PROBLEM REQUIREMENTS → Identify the lines that include the word "正反应的活化能大于逆反应的活化能", then copy all of them.

_ _ _

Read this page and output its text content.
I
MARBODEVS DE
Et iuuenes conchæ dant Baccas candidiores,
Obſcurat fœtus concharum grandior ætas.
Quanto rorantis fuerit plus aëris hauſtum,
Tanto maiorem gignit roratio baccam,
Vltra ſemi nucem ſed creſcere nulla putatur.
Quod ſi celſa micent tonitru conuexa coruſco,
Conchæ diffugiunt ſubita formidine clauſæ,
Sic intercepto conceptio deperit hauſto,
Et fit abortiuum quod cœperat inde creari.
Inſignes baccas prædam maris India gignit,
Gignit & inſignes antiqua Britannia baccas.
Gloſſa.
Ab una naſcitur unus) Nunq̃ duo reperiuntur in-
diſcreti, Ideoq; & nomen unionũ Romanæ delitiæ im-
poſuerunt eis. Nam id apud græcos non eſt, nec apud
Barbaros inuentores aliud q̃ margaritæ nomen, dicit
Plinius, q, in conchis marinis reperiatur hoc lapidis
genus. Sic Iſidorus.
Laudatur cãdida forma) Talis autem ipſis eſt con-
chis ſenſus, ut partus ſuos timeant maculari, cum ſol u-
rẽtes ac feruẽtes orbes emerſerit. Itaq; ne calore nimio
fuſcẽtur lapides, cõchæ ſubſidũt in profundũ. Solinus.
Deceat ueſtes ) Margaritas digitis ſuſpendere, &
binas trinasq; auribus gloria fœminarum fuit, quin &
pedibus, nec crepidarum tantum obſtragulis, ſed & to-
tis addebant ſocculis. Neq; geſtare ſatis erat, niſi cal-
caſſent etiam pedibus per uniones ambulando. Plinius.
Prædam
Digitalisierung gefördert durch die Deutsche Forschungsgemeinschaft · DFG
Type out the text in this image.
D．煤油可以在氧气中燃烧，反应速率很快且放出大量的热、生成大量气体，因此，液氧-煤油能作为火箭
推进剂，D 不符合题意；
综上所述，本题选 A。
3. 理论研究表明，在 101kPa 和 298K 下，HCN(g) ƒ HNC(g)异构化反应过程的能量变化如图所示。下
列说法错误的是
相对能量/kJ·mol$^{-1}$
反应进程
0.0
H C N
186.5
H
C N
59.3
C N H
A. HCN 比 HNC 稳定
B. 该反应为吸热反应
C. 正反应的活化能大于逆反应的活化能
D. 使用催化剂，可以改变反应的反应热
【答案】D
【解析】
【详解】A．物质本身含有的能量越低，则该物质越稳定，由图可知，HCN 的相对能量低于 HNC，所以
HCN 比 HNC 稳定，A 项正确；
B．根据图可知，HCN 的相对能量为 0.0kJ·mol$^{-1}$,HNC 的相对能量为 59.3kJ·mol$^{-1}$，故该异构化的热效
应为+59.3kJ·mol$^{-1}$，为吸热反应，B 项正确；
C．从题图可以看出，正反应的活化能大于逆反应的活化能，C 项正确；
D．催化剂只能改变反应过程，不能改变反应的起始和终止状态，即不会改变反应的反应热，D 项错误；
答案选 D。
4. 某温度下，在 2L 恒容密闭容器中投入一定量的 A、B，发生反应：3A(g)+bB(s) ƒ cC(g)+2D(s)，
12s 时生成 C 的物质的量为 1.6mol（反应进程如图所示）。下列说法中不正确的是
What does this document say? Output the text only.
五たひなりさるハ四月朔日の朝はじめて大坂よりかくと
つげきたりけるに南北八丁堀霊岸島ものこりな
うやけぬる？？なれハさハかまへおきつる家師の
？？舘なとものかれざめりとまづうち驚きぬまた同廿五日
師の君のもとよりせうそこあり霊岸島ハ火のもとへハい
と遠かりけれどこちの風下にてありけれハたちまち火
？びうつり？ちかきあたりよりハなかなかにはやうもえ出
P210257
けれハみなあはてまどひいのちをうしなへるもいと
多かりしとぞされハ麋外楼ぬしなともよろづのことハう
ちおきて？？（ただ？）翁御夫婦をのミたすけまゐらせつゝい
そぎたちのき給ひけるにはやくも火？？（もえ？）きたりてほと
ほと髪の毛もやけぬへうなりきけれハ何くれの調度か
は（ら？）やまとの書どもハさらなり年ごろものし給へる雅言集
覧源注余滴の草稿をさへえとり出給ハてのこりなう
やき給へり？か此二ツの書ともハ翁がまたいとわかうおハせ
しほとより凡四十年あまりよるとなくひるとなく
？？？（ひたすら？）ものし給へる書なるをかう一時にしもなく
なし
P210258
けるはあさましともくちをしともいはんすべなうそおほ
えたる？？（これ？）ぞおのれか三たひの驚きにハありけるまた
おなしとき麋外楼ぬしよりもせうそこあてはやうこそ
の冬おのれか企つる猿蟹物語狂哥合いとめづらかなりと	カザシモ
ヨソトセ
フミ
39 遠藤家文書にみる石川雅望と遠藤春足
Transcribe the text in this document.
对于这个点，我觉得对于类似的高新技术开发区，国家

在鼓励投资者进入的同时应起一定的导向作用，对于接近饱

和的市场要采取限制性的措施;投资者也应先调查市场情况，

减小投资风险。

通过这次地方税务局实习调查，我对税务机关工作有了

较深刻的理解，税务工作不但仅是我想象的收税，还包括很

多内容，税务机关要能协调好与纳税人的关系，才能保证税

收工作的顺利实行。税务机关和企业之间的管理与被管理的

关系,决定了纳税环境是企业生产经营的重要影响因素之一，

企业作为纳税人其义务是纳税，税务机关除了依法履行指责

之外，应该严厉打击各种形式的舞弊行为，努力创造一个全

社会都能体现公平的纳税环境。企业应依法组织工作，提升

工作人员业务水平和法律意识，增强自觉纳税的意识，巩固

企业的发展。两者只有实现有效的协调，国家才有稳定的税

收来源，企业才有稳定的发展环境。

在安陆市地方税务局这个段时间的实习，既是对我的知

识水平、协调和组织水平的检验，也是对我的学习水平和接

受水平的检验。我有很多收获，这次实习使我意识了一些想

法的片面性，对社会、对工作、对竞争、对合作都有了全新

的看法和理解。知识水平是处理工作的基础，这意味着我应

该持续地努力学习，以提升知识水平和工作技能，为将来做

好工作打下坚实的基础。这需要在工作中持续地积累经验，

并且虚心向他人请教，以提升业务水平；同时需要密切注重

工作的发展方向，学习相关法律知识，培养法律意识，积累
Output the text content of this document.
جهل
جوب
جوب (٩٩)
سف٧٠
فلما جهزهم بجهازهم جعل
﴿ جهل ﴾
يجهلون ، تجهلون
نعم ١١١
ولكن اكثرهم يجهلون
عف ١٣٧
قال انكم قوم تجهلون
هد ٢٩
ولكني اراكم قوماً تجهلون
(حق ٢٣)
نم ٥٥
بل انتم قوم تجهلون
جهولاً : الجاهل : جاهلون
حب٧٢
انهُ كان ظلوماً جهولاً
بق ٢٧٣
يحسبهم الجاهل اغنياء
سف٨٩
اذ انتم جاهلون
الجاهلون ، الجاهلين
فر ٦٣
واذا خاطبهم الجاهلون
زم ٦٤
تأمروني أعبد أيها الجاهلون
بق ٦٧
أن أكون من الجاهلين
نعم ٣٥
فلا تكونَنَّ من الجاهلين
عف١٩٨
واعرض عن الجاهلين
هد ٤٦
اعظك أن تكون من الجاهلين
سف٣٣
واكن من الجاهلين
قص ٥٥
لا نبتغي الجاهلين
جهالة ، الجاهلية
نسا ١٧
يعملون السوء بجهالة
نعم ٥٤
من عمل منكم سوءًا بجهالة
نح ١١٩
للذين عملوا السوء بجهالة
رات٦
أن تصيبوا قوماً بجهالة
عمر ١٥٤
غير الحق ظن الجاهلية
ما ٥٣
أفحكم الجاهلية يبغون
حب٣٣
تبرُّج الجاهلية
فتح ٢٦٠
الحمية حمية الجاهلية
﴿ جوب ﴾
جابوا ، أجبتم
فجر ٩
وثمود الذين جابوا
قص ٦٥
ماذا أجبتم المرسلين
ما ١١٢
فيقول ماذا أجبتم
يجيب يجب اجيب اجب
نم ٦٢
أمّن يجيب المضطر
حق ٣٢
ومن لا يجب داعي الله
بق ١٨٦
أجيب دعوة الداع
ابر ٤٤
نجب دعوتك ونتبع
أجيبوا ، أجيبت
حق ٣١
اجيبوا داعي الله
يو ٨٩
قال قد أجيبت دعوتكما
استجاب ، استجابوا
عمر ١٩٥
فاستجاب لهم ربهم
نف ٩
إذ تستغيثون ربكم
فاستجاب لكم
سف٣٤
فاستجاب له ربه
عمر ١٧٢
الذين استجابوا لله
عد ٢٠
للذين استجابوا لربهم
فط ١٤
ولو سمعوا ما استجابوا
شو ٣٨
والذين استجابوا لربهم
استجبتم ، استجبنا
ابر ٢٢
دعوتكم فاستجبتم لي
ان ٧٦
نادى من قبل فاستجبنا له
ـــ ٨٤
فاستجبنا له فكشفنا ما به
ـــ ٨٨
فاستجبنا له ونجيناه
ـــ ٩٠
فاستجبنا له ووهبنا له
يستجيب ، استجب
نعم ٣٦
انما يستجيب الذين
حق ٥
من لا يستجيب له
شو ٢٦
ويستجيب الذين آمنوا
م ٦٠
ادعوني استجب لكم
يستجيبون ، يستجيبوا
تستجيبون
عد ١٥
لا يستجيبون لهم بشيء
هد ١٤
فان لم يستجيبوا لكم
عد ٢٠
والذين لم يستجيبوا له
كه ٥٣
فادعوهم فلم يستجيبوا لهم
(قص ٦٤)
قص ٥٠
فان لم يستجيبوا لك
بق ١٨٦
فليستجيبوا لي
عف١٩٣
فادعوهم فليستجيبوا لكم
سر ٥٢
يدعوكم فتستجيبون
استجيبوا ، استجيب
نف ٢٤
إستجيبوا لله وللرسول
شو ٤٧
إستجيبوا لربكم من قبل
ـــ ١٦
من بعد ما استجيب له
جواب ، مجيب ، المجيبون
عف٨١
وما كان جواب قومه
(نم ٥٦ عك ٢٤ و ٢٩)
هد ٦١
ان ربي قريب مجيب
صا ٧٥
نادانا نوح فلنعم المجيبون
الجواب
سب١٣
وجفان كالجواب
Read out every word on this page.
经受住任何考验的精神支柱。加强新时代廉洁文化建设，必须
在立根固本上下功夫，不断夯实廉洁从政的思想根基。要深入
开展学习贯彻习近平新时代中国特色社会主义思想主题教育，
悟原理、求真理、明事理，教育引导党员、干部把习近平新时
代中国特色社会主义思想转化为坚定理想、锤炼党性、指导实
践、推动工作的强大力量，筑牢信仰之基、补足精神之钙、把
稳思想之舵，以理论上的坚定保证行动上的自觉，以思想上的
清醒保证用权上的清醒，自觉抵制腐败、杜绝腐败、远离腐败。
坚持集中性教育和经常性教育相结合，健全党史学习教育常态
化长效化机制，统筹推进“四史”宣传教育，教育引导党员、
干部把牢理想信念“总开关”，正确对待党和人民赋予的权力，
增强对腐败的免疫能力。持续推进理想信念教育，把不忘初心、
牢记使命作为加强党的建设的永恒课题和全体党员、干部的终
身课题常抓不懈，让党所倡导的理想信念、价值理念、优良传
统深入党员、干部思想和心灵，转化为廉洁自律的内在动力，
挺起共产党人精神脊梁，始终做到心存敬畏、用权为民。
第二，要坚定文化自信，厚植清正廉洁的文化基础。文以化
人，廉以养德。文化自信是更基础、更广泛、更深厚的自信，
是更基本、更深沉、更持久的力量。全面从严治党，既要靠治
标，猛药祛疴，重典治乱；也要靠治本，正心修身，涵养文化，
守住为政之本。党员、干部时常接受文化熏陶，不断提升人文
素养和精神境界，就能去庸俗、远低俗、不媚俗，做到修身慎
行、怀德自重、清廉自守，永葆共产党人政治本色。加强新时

_ _ _

REPLY TO THE EXERCISE →
C. 正反应的活化能大于逆反应的活化能
C．从题图可以看出，正反应的活化能大于逆反应的活化能，C 项正确；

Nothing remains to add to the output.